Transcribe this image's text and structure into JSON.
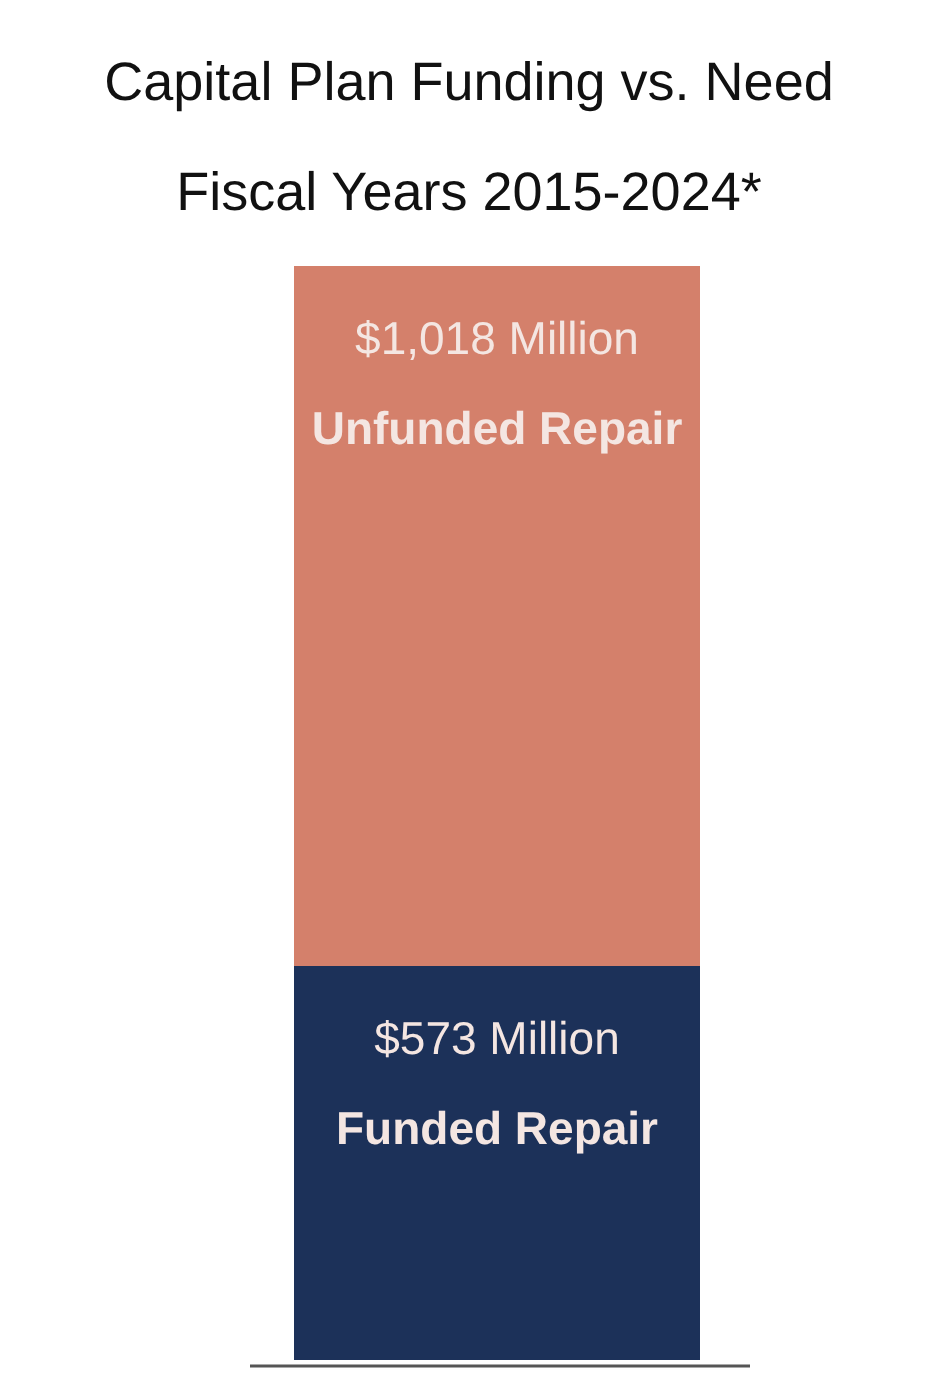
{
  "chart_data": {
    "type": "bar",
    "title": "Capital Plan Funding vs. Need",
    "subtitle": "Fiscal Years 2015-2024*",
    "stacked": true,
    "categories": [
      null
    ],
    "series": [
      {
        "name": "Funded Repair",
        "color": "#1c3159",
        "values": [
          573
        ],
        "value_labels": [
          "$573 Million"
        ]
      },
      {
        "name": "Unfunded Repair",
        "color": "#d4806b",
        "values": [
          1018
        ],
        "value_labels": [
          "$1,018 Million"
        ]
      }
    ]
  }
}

> [Stated problem]:
Set the pictures aside and transcribe the data above exactly.

> [Solution for this task]:
Transcribe this image's text and structure into JSON.
{
  "chart_data": {
    "type": "bar",
    "title": "Capital Plan Funding vs. Need",
    "subtitle": "Fiscal Years 2015-2024*",
    "stacked": true,
    "categories": [
      null
    ],
    "series": [
      {
        "name": "Funded Repair",
        "color": "#1c3159",
        "values": [
          573
        ],
        "value_labels": [
          "$573 Million"
        ]
      },
      {
        "name": "Unfunded Repair",
        "color": "#d4806b",
        "values": [
          1018
        ],
        "value_labels": [
          "$1,018 Million"
        ]
      }
    ]
  }
}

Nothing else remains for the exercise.